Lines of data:
##############################

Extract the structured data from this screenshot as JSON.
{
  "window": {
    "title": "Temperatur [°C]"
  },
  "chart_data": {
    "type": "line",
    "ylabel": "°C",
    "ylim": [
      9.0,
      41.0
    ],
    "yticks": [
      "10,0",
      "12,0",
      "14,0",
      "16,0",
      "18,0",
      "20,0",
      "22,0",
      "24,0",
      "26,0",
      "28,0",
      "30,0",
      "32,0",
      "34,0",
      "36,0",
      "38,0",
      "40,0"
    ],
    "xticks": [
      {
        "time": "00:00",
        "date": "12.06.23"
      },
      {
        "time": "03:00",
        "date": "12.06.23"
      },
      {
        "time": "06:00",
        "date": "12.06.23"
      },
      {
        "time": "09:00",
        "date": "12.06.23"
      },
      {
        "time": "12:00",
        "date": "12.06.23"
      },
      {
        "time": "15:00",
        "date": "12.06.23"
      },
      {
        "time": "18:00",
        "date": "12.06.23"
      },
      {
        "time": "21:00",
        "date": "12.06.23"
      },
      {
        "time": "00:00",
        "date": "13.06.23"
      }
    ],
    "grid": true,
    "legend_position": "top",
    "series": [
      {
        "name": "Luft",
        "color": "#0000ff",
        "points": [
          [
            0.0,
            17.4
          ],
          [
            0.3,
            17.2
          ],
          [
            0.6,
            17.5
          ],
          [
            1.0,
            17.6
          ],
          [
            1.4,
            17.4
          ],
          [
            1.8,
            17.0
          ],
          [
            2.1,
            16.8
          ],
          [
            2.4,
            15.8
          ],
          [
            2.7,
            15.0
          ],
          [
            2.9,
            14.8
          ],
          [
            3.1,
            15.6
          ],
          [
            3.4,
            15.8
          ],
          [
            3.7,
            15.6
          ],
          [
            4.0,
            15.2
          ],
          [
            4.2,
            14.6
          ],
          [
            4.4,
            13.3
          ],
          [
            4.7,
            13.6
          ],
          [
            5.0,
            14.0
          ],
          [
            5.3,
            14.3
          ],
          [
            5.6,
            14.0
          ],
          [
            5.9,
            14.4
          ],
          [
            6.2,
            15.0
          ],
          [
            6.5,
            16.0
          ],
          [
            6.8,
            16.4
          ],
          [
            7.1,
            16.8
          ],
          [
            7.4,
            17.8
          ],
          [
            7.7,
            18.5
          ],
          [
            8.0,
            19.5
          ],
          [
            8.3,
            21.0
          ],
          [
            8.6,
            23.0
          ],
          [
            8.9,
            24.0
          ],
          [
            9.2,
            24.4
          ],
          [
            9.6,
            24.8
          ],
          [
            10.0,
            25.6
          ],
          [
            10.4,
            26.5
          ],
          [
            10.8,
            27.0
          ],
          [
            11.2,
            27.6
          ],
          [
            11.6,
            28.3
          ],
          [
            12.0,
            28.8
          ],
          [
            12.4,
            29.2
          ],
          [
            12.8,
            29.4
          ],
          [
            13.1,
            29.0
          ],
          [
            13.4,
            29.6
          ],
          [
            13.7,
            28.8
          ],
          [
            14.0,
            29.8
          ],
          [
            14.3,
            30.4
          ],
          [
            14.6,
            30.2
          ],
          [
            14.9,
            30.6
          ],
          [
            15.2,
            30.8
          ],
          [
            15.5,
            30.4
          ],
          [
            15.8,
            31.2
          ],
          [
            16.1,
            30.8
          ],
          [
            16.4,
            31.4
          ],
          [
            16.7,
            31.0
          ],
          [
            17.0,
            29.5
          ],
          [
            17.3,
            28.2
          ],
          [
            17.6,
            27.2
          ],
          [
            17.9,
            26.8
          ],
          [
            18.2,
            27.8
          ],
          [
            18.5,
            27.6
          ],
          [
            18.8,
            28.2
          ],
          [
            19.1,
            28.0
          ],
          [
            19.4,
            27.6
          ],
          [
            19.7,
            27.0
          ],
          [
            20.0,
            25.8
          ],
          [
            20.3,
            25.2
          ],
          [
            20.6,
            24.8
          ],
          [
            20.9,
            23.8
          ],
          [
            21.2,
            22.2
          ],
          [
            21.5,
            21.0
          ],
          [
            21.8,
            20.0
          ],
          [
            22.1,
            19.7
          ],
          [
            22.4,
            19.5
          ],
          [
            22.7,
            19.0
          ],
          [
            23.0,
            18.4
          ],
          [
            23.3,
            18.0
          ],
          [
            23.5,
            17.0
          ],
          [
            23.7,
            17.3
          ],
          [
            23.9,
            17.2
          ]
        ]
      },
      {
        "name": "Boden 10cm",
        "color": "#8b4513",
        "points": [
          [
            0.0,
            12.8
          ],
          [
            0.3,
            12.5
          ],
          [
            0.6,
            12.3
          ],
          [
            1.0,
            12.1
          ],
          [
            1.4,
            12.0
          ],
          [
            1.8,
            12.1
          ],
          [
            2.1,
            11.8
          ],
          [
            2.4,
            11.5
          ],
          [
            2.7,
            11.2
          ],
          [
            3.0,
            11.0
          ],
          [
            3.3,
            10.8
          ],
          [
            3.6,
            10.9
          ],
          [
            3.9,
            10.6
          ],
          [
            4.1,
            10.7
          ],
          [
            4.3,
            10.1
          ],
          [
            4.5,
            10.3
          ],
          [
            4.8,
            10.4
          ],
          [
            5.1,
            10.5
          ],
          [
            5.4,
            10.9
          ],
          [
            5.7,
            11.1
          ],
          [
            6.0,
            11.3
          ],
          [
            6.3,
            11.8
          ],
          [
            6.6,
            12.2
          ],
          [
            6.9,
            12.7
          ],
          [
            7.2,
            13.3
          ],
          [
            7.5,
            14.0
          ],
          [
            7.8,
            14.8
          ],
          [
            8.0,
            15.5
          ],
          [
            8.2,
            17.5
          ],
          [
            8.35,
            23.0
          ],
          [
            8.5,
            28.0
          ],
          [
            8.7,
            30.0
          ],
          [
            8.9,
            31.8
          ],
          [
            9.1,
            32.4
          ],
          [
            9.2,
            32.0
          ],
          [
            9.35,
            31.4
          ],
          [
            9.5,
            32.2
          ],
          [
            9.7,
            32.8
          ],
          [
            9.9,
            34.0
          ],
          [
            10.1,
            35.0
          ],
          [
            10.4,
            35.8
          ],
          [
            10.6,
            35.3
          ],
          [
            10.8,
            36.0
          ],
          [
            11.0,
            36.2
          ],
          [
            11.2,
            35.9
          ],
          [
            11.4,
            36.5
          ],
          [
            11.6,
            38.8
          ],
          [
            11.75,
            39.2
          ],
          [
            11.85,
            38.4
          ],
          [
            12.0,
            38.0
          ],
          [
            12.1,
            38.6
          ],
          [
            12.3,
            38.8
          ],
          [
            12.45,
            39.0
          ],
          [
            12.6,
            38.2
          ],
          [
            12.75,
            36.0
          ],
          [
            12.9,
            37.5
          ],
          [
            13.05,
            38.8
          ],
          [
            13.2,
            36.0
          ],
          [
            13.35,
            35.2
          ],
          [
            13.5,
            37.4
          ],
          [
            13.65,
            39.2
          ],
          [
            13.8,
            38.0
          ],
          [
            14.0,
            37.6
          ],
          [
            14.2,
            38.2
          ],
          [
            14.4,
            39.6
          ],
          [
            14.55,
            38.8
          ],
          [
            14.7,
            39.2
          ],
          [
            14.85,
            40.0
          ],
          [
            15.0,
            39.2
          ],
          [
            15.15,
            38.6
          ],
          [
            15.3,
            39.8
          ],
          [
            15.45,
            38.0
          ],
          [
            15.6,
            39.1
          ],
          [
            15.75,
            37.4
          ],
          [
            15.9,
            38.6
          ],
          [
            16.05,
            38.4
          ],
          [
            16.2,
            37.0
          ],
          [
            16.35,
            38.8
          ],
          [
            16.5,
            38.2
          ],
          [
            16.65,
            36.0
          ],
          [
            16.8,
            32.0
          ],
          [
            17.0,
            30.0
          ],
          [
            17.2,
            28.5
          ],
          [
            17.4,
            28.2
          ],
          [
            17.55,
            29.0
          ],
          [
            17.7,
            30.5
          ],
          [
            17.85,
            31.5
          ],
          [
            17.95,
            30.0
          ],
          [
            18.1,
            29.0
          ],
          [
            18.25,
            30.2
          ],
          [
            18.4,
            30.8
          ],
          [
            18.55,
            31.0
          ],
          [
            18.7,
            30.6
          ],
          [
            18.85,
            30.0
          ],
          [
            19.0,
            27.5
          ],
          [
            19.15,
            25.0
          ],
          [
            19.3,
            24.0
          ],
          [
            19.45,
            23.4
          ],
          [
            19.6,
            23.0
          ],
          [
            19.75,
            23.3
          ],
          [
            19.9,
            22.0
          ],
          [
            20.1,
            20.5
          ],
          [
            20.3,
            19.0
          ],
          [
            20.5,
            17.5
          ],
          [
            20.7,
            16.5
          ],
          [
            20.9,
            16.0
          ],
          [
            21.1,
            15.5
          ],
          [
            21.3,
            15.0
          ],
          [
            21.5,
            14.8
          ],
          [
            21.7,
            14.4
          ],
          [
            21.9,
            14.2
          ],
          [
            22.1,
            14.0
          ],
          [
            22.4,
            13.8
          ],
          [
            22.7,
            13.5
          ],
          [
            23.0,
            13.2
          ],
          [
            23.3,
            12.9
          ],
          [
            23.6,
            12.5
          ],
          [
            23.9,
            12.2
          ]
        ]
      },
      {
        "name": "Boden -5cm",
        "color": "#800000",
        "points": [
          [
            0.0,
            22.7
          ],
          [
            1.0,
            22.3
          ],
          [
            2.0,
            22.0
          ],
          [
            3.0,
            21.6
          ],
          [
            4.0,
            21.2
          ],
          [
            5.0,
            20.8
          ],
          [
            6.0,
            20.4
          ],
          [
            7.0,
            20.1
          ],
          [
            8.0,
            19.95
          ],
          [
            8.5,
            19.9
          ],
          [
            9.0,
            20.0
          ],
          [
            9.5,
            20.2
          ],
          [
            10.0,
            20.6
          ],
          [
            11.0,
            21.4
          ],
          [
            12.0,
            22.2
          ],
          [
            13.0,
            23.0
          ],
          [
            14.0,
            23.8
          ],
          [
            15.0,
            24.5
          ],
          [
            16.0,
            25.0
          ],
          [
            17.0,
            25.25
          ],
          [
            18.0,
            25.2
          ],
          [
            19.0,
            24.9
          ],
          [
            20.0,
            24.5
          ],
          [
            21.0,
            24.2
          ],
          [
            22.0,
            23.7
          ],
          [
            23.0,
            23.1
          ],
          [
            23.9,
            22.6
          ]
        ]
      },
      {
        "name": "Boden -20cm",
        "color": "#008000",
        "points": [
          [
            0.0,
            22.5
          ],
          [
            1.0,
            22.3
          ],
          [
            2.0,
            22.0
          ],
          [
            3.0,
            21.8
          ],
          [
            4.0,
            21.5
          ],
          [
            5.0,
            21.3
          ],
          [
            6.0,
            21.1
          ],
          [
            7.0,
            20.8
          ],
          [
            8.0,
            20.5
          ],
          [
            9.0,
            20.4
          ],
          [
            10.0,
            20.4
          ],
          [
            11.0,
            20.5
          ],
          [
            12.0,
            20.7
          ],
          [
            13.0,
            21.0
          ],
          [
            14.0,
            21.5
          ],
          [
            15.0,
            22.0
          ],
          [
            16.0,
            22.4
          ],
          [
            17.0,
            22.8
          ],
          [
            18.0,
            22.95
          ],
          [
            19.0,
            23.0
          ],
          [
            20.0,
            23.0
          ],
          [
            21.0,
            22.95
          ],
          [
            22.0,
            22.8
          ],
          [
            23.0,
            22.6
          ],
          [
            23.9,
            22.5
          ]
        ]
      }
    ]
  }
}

##############################

## Goal
In the entries above, identify every line with the string "name".

## Problem solution
        "name": "Luft",
        "name": "Boden 10cm",
        "name": "Boden -5cm",
        "name": "Boden -20cm",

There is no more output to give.